Task details
Repeat every line below exactly, word for word.

[Rows from a figure dataset]
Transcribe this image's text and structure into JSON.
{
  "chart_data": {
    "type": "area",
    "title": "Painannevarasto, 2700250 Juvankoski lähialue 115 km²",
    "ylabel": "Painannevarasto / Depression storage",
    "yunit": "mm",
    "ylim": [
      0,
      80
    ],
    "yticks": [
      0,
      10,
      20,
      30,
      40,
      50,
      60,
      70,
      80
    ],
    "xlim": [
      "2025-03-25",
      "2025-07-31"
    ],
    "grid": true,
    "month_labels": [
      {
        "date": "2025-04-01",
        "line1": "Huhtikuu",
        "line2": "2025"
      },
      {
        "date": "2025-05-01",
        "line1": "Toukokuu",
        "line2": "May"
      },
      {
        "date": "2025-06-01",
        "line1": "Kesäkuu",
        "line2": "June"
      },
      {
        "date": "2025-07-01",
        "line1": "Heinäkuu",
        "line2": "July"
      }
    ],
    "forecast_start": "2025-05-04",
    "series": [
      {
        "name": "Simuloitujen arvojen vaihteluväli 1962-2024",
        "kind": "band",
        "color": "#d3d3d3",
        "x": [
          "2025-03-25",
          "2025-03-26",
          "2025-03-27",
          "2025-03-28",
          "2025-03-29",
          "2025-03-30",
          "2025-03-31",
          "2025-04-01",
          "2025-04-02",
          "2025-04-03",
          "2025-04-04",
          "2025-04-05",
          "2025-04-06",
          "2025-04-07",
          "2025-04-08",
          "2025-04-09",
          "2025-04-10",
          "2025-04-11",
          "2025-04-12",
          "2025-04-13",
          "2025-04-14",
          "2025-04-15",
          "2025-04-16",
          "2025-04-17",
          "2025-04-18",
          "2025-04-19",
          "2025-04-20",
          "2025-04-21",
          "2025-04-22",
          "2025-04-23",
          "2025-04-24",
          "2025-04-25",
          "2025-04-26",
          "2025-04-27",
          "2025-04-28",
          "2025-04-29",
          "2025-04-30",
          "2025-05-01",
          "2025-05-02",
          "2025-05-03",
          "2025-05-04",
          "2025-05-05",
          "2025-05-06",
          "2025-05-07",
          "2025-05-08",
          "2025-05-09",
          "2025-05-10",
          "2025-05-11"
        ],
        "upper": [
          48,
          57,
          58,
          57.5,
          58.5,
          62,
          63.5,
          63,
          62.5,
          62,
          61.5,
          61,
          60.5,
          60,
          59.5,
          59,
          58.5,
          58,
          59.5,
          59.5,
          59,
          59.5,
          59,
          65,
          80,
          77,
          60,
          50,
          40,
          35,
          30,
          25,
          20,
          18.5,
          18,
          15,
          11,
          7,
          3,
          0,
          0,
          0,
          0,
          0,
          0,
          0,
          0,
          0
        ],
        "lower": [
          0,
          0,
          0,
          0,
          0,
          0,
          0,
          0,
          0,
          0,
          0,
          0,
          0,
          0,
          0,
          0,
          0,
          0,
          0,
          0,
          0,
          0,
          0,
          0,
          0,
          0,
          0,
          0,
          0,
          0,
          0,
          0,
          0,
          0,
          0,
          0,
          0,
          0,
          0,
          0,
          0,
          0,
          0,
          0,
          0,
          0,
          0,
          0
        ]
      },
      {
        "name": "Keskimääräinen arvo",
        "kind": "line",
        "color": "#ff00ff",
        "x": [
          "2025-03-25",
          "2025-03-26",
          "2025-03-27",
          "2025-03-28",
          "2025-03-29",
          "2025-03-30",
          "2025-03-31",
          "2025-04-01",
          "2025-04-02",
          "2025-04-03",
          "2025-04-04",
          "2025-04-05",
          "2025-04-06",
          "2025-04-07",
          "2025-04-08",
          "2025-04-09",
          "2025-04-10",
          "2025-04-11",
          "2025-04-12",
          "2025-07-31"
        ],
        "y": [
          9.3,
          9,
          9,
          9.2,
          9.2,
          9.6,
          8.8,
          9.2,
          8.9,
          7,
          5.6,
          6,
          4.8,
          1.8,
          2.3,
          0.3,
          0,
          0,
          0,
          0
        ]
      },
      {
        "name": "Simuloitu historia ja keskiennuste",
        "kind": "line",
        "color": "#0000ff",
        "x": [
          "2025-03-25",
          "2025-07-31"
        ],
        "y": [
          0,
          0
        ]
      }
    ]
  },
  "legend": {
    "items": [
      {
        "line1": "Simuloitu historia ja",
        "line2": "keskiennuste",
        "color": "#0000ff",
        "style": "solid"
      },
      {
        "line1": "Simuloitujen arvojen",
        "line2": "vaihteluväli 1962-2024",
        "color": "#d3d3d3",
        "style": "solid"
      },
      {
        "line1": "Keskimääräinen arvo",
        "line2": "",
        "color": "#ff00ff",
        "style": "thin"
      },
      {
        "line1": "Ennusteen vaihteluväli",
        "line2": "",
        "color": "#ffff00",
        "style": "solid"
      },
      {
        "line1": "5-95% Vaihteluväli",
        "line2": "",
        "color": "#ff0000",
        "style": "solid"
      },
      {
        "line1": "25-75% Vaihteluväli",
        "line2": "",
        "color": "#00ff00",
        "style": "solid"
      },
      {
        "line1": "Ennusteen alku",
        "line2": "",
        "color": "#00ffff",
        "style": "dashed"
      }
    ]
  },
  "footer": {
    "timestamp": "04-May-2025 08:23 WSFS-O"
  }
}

Answer to the task
Transcribe this image's text and structure into JSON.
{
  "chart_data": {
    "type": "area",
    "title": "Painannevarasto, 2700250 Juvankoski lähialue 115 km²",
    "ylabel": "Painannevarasto / Depression storage",
    "yunit": "mm",
    "ylim": [
      0,
      80
    ],
    "yticks": [
      0,
      10,
      20,
      30,
      40,
      50,
      60,
      70,
      80
    ],
    "xlim": [
      "2025-03-25",
      "2025-07-31"
    ],
    "grid": true,
    "month_labels": [
      {
        "date": "2025-04-01",
        "line1": "Huhtikuu",
        "line2": "2025"
      },
      {
        "date": "2025-05-01",
        "line1": "Toukokuu",
        "line2": "May"
      },
      {
        "date": "2025-06-01",
        "line1": "Kesäkuu",
        "line2": "June"
      },
      {
        "date": "2025-07-01",
        "line1": "Heinäkuu",
        "line2": "July"
      }
    ],
    "forecast_start": "2025-05-04",
    "series": [
      {
        "name": "Simuloitujen arvojen vaihteluväli 1962-2024",
        "kind": "band",
        "color": "#d3d3d3",
        "x": [
          "2025-03-25",
          "2025-03-26",
          "2025-03-27",
          "2025-03-28",
          "2025-03-29",
          "2025-03-30",
          "2025-03-31",
          "2025-04-01",
          "2025-04-02",
          "2025-04-03",
          "2025-04-04",
          "2025-04-05",
          "2025-04-06",
          "2025-04-07",
          "2025-04-08",
          "2025-04-09",
          "2025-04-10",
          "2025-04-11",
          "2025-04-12",
          "2025-04-13",
          "2025-04-14",
          "2025-04-15",
          "2025-04-16",
          "2025-04-17",
          "2025-04-18",
          "2025-04-19",
          "2025-04-20",
          "2025-04-21",
          "2025-04-22",
          "2025-04-23",
          "2025-04-24",
          "2025-04-25",
          "2025-04-26",
          "2025-04-27",
          "2025-04-28",
          "2025-04-29",
          "2025-04-30",
          "2025-05-01",
          "2025-05-02",
          "2025-05-03",
          "2025-05-04",
          "2025-05-05",
          "2025-05-06",
          "2025-05-07",
          "2025-05-08",
          "2025-05-09",
          "2025-05-10",
          "2025-05-11"
        ],
        "upper": [
          48,
          57,
          58,
          57.5,
          58.5,
          62,
          63.5,
          63,
          62.5,
          62,
          61.5,
          61,
          60.5,
          60,
          59.5,
          59,
          58.5,
          58,
          59.5,
          59.5,
          59,
          59.5,
          59,
          65,
          80,
          77,
          60,
          50,
          40,
          35,
          30,
          25,
          20,
          18.5,
          18,
          15,
          11,
          7,
          3,
          0,
          0,
          0,
          0,
          0,
          0,
          0,
          0,
          0
        ],
        "lower": [
          0,
          0,
          0,
          0,
          0,
          0,
          0,
          0,
          0,
          0,
          0,
          0,
          0,
          0,
          0,
          0,
          0,
          0,
          0,
          0,
          0,
          0,
          0,
          0,
          0,
          0,
          0,
          0,
          0,
          0,
          0,
          0,
          0,
          0,
          0,
          0,
          0,
          0,
          0,
          0,
          0,
          0,
          0,
          0,
          0,
          0,
          0,
          0
        ]
      },
      {
        "name": "Keskimääräinen arvo",
        "kind": "line",
        "color": "#ff00ff",
        "x": [
          "2025-03-25",
          "2025-03-26",
          "2025-03-27",
          "2025-03-28",
          "2025-03-29",
          "2025-03-30",
          "2025-03-31",
          "2025-04-01",
          "2025-04-02",
          "2025-04-03",
          "2025-04-04",
          "2025-04-05",
          "2025-04-06",
          "2025-04-07",
          "2025-04-08",
          "2025-04-09",
          "2025-04-10",
          "2025-04-11",
          "2025-04-12",
          "2025-07-31"
        ],
        "y": [
          9.3,
          9,
          9,
          9.2,
          9.2,
          9.6,
          8.8,
          9.2,
          8.9,
          7,
          5.6,
          6,
          4.8,
          1.8,
          2.3,
          0.3,
          0,
          0,
          0,
          0
        ]
      },
      {
        "name": "Simuloitu historia ja keskiennuste",
        "kind": "line",
        "color": "#0000ff",
        "x": [
          "2025-03-25",
          "2025-07-31"
        ],
        "y": [
          0,
          0
        ]
      }
    ]
  },
  "legend": {
    "items": [
      {
        "line1": "Simuloitu historia ja",
        "line2": "keskiennuste",
        "color": "#0000ff",
        "style": "solid"
      },
      {
        "line1": "Simuloitujen arvojen",
        "line2": "vaihteluväli 1962-2024",
        "color": "#d3d3d3",
        "style": "solid"
      },
      {
        "line1": "Keskimääräinen arvo",
        "line2": "",
        "color": "#ff00ff",
        "style": "thin"
      },
      {
        "line1": "Ennusteen vaihteluväli",
        "line2": "",
        "color": "#ffff00",
        "style": "solid"
      },
      {
        "line1": "5-95% Vaihteluväli",
        "line2": "",
        "color": "#ff0000",
        "style": "solid"
      },
      {
        "line1": "25-75% Vaihteluväli",
        "line2": "",
        "color": "#00ff00",
        "style": "solid"
      },
      {
        "line1": "Ennusteen alku",
        "line2": "",
        "color": "#00ffff",
        "style": "dashed"
      }
    ]
  },
  "footer": {
    "timestamp": "04-May-2025 08:23 WSFS-O"
  }
}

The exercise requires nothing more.